→ YOUR OBJECTIVE:
Return all the lines below exactly. Any picture among them is omitted.

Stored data
——
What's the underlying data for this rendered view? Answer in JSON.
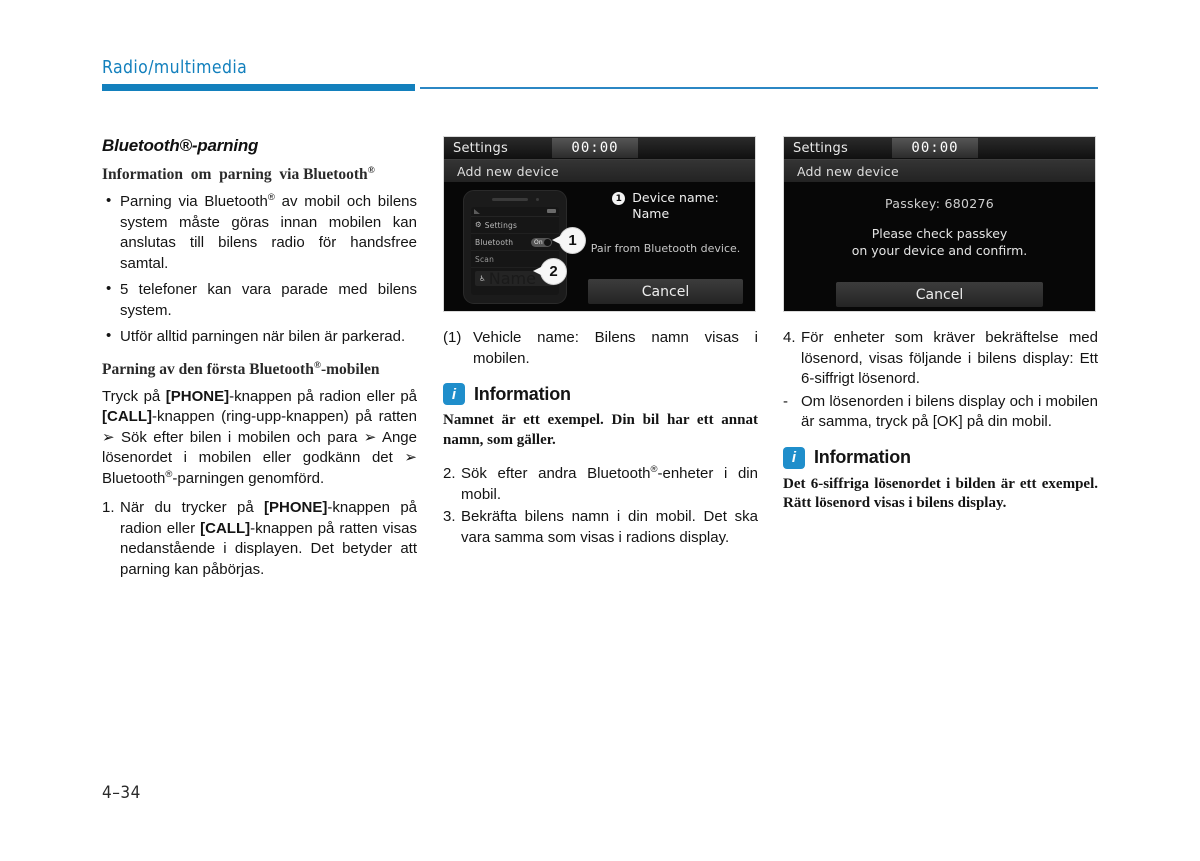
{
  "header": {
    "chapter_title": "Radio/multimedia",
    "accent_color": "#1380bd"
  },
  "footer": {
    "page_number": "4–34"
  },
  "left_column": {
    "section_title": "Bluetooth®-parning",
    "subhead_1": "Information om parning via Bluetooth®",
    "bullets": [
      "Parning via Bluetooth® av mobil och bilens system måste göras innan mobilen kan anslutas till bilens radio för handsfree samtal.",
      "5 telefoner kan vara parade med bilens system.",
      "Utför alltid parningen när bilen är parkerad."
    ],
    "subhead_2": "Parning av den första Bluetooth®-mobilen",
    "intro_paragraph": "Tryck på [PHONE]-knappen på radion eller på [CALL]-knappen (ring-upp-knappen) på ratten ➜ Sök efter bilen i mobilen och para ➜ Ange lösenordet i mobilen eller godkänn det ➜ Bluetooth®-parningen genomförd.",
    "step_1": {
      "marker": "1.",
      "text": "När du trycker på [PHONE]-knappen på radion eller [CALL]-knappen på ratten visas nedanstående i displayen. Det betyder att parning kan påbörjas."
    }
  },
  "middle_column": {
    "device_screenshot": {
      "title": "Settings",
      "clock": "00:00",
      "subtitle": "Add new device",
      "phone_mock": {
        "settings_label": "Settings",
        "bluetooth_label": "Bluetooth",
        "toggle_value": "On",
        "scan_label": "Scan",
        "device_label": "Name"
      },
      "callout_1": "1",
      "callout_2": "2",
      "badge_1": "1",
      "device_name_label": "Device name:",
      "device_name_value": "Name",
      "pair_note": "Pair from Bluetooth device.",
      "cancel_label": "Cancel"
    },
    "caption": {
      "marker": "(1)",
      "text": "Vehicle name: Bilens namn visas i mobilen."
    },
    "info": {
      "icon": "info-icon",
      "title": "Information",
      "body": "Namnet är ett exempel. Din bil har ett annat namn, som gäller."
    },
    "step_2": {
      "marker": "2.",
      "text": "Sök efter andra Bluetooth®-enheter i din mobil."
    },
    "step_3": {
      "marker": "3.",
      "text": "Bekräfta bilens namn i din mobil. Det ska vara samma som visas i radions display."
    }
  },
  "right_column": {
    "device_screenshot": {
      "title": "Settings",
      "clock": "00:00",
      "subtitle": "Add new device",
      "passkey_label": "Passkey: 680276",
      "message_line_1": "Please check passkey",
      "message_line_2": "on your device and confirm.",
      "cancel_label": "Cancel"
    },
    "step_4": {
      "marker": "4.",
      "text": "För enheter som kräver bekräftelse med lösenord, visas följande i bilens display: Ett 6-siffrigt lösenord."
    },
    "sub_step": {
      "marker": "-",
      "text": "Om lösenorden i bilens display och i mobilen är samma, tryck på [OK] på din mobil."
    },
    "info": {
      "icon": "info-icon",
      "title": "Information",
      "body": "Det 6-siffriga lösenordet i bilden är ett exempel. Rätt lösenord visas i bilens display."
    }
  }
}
——
→ ANSWER:
What's the underlying data for this rendered view? Answer in JSON.
{
  "header": {
    "chapter_title": "Radio/multimedia",
    "accent_color": "#1380bd"
  },
  "footer": {
    "page_number": "4–34"
  },
  "left_column": {
    "section_title": "Bluetooth®-parning",
    "subhead_1": "Information om parning via Bluetooth®",
    "bullets": [
      "Parning via Bluetooth® av mobil och bilens system måste göras innan mobilen kan anslutas till bilens radio för handsfree samtal.",
      "5 telefoner kan vara parade med bilens system.",
      "Utför alltid parningen när bilen är parkerad."
    ],
    "subhead_2": "Parning av den första Bluetooth®-mobilen",
    "intro_paragraph": "Tryck på [PHONE]-knappen på radion eller på [CALL]-knappen (ring-upp-knappen) på ratten ➜ Sök efter bilen i mobilen och para ➜ Ange lösenordet i mobilen eller godkänn det ➜ Bluetooth®-parningen genomförd.",
    "step_1": {
      "marker": "1.",
      "text": "När du trycker på [PHONE]-knappen på radion eller [CALL]-knappen på ratten visas nedanstående i displayen. Det betyder att parning kan påbörjas."
    }
  },
  "middle_column": {
    "device_screenshot": {
      "title": "Settings",
      "clock": "00:00",
      "subtitle": "Add new device",
      "phone_mock": {
        "settings_label": "Settings",
        "bluetooth_label": "Bluetooth",
        "toggle_value": "On",
        "scan_label": "Scan",
        "device_label": "Name"
      },
      "callout_1": "1",
      "callout_2": "2",
      "badge_1": "1",
      "device_name_label": "Device name:",
      "device_name_value": "Name",
      "pair_note": "Pair from Bluetooth device.",
      "cancel_label": "Cancel"
    },
    "caption": {
      "marker": "(1)",
      "text": "Vehicle name: Bilens namn visas i mobilen."
    },
    "info": {
      "icon": "info-icon",
      "title": "Information",
      "body": "Namnet är ett exempel. Din bil har ett annat namn, som gäller."
    },
    "step_2": {
      "marker": "2.",
      "text": "Sök efter andra Bluetooth®-enheter i din mobil."
    },
    "step_3": {
      "marker": "3.",
      "text": "Bekräfta bilens namn i din mobil. Det ska vara samma som visas i radions display."
    }
  },
  "right_column": {
    "device_screenshot": {
      "title": "Settings",
      "clock": "00:00",
      "subtitle": "Add new device",
      "passkey_label": "Passkey: 680276",
      "message_line_1": "Please check passkey",
      "message_line_2": "on your device and confirm.",
      "cancel_label": "Cancel"
    },
    "step_4": {
      "marker": "4.",
      "text": "För enheter som kräver bekräftelse med lösenord, visas följande i bilens display: Ett 6-siffrigt lösenord."
    },
    "sub_step": {
      "marker": "-",
      "text": "Om lösenorden i bilens display och i mobilen är samma, tryck på [OK] på din mobil."
    },
    "info": {
      "icon": "info-icon",
      "title": "Information",
      "body": "Det 6-siffriga lösenordet i bilden är ett exempel. Rätt lösenord visas i bilens display."
    }
  }
}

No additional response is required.